Direction ::
Set down each record exactly as written.

# start of Material for this exercise

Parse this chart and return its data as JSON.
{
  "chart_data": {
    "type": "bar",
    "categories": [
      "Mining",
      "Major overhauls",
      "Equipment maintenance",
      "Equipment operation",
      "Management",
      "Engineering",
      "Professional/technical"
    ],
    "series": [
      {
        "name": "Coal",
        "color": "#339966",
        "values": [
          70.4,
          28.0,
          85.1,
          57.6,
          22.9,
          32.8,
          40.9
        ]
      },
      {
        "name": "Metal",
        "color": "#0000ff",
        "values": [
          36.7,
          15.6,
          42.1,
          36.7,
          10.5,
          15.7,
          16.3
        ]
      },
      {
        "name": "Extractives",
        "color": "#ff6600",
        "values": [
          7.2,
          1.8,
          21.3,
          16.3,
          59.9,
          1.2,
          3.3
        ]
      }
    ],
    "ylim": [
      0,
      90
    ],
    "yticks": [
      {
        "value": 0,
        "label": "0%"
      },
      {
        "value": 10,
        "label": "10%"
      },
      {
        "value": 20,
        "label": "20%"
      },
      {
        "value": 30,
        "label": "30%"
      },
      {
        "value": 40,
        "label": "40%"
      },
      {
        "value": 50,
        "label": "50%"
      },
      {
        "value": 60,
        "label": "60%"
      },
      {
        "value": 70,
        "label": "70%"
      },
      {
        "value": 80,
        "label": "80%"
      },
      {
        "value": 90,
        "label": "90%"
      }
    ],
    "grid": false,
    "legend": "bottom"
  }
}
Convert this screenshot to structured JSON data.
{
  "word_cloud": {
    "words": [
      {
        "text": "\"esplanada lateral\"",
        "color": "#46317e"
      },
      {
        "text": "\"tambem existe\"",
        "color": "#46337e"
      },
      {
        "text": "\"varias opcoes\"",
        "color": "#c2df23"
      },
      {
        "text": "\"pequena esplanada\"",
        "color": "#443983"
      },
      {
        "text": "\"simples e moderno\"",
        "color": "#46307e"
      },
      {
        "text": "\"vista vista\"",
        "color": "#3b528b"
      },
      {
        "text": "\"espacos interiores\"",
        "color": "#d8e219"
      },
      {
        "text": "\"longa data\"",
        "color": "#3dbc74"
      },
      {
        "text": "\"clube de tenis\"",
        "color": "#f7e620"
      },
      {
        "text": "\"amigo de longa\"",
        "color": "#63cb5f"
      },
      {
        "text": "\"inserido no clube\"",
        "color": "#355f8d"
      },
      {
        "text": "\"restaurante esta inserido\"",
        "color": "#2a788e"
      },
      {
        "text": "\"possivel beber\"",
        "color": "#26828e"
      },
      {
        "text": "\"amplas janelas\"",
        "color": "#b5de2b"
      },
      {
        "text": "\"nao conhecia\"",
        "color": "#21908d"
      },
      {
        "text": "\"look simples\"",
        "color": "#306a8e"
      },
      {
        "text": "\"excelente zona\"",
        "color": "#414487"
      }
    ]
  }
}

# end of Material for this exercise

Exercise answer ::
Parse this chart and return its data as JSON.
{
  "chart_data": {
    "type": "bar",
    "categories": [
      "Mining",
      "Major overhauls",
      "Equipment maintenance",
      "Equipment operation",
      "Management",
      "Engineering",
      "Professional/technical"
    ],
    "series": [
      {
        "name": "Coal",
        "color": "#339966",
        "values": [
          70.4,
          28.0,
          85.1,
          57.6,
          22.9,
          32.8,
          40.9
        ]
      },
      {
        "name": "Metal",
        "color": "#0000ff",
        "values": [
          36.7,
          15.6,
          42.1,
          36.7,
          10.5,
          15.7,
          16.3
        ]
      },
      {
        "name": "Extractives",
        "color": "#ff6600",
        "values": [
          7.2,
          1.8,
          21.3,
          16.3,
          59.9,
          1.2,
          3.3
        ]
      }
    ],
    "ylim": [
      0,
      90
    ],
    "yticks": [
      {
        "value": 0,
        "label": "0%"
      },
      {
        "value": 10,
        "label": "10%"
      },
      {
        "value": 20,
        "label": "20%"
      },
      {
        "value": 30,
        "label": "30%"
      },
      {
        "value": 40,
        "label": "40%"
      },
      {
        "value": 50,
        "label": "50%"
      },
      {
        "value": 60,
        "label": "60%"
      },
      {
        "value": 70,
        "label": "70%"
      },
      {
        "value": 80,
        "label": "80%"
      },
      {
        "value": 90,
        "label": "90%"
      }
    ],
    "grid": false,
    "legend": "bottom"
  }
}
Convert this screenshot to structured JSON data.
{
  "word_cloud": {
    "words": [
      {
        "text": "\"esplanada lateral\"",
        "color": "#46317e"
      },
      {
        "text": "\"tambem existe\"",
        "color": "#46337e"
      },
      {
        "text": "\"varias opcoes\"",
        "color": "#c2df23"
      },
      {
        "text": "\"pequena esplanada\"",
        "color": "#443983"
      },
      {
        "text": "\"simples e moderno\"",
        "color": "#46307e"
      },
      {
        "text": "\"vista vista\"",
        "color": "#3b528b"
      },
      {
        "text": "\"espacos interiores\"",
        "color": "#d8e219"
      },
      {
        "text": "\"longa data\"",
        "color": "#3dbc74"
      },
      {
        "text": "\"clube de tenis\"",
        "color": "#f7e620"
      },
      {
        "text": "\"amigo de longa\"",
        "color": "#63cb5f"
      },
      {
        "text": "\"inserido no clube\"",
        "color": "#355f8d"
      },
      {
        "text": "\"restaurante esta inserido\"",
        "color": "#2a788e"
      },
      {
        "text": "\"possivel beber\"",
        "color": "#26828e"
      },
      {
        "text": "\"amplas janelas\"",
        "color": "#b5de2b"
      },
      {
        "text": "\"nao conhecia\"",
        "color": "#21908d"
      },
      {
        "text": "\"look simples\"",
        "color": "#306a8e"
      },
      {
        "text": "\"excelente zona\"",
        "color": "#414487"
      }
    ]
  }
}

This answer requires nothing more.